Exercise:
Where a line contains the string "sustainable", copy that line.

━━━━━ Records for this task

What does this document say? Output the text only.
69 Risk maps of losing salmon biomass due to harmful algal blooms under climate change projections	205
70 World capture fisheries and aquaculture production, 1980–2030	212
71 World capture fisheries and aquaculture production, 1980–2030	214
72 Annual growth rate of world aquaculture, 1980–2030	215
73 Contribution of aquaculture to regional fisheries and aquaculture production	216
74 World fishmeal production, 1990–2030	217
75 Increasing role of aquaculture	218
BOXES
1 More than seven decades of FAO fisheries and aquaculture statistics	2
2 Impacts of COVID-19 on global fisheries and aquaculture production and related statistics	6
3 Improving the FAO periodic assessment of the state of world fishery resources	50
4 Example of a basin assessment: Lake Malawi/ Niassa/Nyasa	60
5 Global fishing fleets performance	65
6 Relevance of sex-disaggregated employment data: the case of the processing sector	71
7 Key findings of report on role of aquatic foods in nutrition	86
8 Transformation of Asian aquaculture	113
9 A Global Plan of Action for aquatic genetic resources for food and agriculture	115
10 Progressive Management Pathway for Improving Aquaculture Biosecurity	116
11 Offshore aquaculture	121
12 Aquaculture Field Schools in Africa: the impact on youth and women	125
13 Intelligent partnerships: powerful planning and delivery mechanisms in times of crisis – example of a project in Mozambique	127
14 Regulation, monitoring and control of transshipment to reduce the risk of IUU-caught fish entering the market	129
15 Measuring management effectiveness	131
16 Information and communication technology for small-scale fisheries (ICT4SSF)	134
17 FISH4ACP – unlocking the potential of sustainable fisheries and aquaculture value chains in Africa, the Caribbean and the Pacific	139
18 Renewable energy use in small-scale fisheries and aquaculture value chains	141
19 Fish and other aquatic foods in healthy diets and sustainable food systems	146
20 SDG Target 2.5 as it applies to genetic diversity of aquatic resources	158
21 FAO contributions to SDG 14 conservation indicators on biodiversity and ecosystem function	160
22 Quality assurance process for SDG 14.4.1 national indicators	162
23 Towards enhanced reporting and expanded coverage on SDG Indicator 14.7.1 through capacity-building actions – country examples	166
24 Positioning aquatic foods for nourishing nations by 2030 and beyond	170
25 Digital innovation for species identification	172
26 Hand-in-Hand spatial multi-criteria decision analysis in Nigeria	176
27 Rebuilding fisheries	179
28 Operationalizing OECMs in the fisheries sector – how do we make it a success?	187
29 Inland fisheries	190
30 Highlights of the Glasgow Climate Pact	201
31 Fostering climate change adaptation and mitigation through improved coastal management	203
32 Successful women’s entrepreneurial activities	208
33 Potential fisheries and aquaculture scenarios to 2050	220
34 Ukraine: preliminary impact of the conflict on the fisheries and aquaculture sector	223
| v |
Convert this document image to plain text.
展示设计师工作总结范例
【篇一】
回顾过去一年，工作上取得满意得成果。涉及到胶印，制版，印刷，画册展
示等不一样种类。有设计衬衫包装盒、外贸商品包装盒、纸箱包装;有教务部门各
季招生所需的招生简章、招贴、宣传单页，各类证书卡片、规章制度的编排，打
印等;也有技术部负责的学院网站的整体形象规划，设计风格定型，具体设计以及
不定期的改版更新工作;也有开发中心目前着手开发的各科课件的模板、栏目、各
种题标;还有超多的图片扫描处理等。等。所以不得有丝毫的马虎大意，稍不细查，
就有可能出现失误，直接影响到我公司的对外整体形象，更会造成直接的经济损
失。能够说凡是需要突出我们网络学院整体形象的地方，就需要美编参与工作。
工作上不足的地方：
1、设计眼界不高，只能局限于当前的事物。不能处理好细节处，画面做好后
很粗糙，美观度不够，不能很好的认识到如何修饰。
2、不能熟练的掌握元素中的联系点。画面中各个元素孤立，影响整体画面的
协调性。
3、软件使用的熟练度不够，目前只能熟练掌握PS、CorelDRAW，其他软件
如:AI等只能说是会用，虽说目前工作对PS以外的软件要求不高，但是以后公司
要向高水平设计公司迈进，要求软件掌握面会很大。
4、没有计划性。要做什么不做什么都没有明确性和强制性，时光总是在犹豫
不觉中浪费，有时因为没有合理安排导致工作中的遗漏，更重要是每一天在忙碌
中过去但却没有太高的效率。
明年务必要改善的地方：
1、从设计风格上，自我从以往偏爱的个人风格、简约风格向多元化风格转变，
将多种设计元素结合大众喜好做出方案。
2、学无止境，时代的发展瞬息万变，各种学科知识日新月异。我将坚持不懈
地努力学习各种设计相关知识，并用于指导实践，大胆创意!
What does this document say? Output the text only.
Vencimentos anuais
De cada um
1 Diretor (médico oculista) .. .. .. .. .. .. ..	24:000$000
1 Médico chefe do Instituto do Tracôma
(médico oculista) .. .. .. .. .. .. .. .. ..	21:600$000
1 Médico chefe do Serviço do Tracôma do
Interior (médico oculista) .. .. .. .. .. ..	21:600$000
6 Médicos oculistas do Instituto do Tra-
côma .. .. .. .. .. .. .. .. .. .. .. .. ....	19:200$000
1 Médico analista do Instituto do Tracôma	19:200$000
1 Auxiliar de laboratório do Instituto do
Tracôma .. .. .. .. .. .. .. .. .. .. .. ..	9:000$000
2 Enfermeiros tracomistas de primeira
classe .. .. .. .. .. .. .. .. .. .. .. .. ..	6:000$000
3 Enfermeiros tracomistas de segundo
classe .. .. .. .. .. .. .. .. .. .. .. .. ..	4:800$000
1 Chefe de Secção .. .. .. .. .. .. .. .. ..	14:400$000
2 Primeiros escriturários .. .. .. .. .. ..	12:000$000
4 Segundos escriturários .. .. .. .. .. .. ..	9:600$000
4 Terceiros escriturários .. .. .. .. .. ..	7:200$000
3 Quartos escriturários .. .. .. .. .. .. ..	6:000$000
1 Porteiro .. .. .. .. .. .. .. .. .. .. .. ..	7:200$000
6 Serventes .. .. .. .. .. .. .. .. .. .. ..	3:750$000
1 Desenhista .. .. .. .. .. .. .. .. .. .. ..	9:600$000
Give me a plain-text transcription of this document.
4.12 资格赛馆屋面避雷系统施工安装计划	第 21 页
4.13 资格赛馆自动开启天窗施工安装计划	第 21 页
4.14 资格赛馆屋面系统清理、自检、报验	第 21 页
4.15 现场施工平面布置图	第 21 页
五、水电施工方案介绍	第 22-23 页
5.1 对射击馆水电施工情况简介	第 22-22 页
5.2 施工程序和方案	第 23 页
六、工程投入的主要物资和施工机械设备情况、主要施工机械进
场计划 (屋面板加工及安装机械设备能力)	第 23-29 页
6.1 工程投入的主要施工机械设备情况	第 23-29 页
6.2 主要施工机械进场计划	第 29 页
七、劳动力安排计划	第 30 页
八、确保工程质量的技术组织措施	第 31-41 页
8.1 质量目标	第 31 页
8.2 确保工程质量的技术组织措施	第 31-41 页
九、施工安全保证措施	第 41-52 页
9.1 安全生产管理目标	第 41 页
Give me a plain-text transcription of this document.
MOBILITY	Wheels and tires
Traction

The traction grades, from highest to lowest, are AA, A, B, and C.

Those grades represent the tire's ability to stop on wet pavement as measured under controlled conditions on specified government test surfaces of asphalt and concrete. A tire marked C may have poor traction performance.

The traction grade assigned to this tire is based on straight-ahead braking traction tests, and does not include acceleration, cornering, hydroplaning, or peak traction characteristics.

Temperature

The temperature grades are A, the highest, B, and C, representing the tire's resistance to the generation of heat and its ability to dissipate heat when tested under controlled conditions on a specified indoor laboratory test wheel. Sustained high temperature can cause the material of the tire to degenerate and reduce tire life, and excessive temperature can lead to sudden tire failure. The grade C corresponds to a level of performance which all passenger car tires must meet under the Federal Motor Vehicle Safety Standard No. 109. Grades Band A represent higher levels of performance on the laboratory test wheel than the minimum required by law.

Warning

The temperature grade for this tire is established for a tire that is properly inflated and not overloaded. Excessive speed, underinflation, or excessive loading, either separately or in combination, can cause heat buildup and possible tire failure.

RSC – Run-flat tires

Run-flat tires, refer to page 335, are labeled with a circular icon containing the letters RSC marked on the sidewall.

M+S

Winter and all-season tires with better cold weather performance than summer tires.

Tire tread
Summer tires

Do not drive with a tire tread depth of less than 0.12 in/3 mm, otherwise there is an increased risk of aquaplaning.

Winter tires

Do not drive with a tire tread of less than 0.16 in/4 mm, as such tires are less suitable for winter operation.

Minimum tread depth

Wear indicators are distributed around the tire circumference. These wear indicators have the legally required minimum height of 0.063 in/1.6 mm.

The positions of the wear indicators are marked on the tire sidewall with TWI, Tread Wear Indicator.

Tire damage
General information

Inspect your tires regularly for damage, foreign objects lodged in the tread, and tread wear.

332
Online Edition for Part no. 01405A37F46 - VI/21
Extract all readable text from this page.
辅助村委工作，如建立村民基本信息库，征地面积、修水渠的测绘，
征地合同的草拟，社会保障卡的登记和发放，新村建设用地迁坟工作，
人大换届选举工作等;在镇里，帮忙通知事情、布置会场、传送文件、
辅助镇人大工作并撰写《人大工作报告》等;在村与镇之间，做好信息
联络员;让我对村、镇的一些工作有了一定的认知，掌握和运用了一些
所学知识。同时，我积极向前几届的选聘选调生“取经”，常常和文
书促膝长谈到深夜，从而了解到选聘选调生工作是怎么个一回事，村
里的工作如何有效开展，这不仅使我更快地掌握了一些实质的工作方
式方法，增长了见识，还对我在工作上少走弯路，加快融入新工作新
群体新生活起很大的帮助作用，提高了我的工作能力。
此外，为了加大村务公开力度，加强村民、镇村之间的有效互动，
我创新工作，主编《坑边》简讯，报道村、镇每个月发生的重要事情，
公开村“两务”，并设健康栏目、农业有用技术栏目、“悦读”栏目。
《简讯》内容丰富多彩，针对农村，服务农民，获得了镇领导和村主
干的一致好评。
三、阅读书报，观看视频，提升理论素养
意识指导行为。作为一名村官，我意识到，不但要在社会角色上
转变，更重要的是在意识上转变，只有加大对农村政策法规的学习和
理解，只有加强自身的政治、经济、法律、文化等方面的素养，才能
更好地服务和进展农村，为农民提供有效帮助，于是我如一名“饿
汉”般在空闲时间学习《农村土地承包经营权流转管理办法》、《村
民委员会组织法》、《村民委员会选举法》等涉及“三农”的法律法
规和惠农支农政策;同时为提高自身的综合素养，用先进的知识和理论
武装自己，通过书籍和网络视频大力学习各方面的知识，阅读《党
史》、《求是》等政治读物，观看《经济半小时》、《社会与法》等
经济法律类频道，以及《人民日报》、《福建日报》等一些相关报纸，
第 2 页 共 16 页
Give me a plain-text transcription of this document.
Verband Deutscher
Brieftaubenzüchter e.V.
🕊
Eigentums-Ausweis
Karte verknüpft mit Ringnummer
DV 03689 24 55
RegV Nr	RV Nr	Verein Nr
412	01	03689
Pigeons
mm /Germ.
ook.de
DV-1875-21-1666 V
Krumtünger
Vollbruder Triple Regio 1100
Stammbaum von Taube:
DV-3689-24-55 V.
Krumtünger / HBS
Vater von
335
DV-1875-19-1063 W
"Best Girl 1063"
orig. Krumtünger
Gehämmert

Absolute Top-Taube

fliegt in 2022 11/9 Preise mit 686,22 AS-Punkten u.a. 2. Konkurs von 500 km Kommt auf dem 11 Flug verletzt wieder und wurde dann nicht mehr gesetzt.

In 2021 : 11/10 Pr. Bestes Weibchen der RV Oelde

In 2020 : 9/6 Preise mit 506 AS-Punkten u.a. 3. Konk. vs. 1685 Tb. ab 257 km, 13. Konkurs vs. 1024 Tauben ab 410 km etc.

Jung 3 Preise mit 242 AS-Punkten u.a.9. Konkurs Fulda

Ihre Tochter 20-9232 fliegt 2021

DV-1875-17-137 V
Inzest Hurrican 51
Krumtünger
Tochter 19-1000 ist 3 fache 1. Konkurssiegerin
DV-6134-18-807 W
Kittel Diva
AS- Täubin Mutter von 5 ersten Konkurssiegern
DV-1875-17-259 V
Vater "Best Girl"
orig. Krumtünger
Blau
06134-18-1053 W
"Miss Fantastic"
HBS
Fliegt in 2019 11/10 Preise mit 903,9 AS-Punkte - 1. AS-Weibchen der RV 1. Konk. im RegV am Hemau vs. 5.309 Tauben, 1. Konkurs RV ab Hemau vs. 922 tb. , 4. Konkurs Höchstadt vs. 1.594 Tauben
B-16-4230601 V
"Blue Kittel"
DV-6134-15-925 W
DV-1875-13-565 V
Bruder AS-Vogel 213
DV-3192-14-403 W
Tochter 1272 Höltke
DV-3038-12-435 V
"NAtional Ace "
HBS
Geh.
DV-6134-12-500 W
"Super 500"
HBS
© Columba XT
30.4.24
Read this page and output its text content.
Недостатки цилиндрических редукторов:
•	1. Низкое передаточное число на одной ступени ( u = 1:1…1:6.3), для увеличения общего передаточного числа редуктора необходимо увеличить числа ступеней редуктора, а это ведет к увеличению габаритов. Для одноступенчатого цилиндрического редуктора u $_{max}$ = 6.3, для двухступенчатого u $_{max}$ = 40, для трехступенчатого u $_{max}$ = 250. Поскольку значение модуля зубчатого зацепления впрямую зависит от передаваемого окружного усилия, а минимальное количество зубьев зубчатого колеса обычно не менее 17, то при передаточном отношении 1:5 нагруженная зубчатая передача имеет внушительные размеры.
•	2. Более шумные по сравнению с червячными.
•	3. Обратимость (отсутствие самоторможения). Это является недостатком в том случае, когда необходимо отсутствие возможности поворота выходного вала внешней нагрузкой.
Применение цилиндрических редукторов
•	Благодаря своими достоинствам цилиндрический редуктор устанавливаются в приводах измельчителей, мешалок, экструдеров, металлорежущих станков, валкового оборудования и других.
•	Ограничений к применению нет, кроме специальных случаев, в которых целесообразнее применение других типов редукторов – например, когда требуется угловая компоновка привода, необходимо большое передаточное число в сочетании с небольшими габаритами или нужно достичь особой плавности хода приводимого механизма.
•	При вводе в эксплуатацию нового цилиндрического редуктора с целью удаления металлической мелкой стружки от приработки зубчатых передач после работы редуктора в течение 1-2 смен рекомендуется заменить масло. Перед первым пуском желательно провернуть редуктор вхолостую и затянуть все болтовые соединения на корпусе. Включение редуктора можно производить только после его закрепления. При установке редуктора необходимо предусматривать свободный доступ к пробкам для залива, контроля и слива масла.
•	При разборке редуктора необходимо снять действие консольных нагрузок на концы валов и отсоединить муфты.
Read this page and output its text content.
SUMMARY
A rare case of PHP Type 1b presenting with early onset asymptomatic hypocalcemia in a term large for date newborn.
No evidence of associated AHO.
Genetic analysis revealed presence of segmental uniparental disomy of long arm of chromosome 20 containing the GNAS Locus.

━━━━━━━━━━

Result of the exercise:
17 FISH4ACP – unlocking the potential of sustainable fisheries and aquaculture value chains in Africa, the Caribbean and the Pacific	139
19 Fish and other aquatic foods in healthy diets and sustainable food systems	146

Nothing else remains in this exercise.